---- Records supplied

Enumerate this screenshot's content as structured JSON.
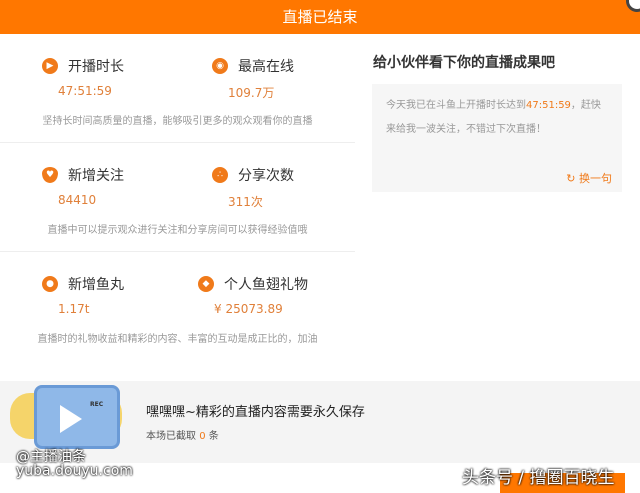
{
  "header": {
    "title": "直播已结束"
  },
  "stats": [
    {
      "items": [
        {
          "label": "开播时长",
          "value": "47:51:59",
          "icon": "play-icon"
        },
        {
          "label": "最高在线",
          "value": "109.7万",
          "icon": "eye-icon"
        }
      ],
      "desc": "坚持长时间高质量的直播，能够吸引更多的观众观看你的直播"
    },
    {
      "items": [
        {
          "label": "新增关注",
          "value": "84410",
          "icon": "heart-icon"
        },
        {
          "label": "分享次数",
          "value": "311次",
          "icon": "share-icon"
        }
      ],
      "desc": "直播中可以提示观众进行关注和分享房间可以获得经验值哦"
    },
    {
      "items": [
        {
          "label": "新增鱼丸",
          "value": "1.17t",
          "icon": "fishball-icon"
        },
        {
          "label": "个人鱼翅礼物",
          "value": "¥ 25073.89",
          "icon": "gift-icon"
        }
      ],
      "desc": "直播时的礼物收益和精彩的内容、丰富的互动是成正比的，加油"
    }
  ],
  "share": {
    "title": "给小伙伴看下你的直播成果吧",
    "text_before": "今天我已在斗鱼上开播时长达到",
    "highlight": "47:51:59",
    "text_after": "，赶快来给我一波关注，不错过下次直播！",
    "swap_label": "换一句"
  },
  "bottom": {
    "title": "嘿嘿嘿~精彩的直播内容需要永久保存",
    "sub_before": "本场已截取",
    "count": "0",
    "sub_after": "条",
    "rec": "REC"
  },
  "watermarks": {
    "author": "@主播油条",
    "site": "yuba.douyu.com",
    "toutiao": "头条号 / 撸圈百晓生"
  },
  "colors": {
    "accent": "#ff7700"
  }
}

--------

→ Exercise instructions: What count of lines in the listing contain the word "title"? Reply with the number only.

→ Expected answer: 3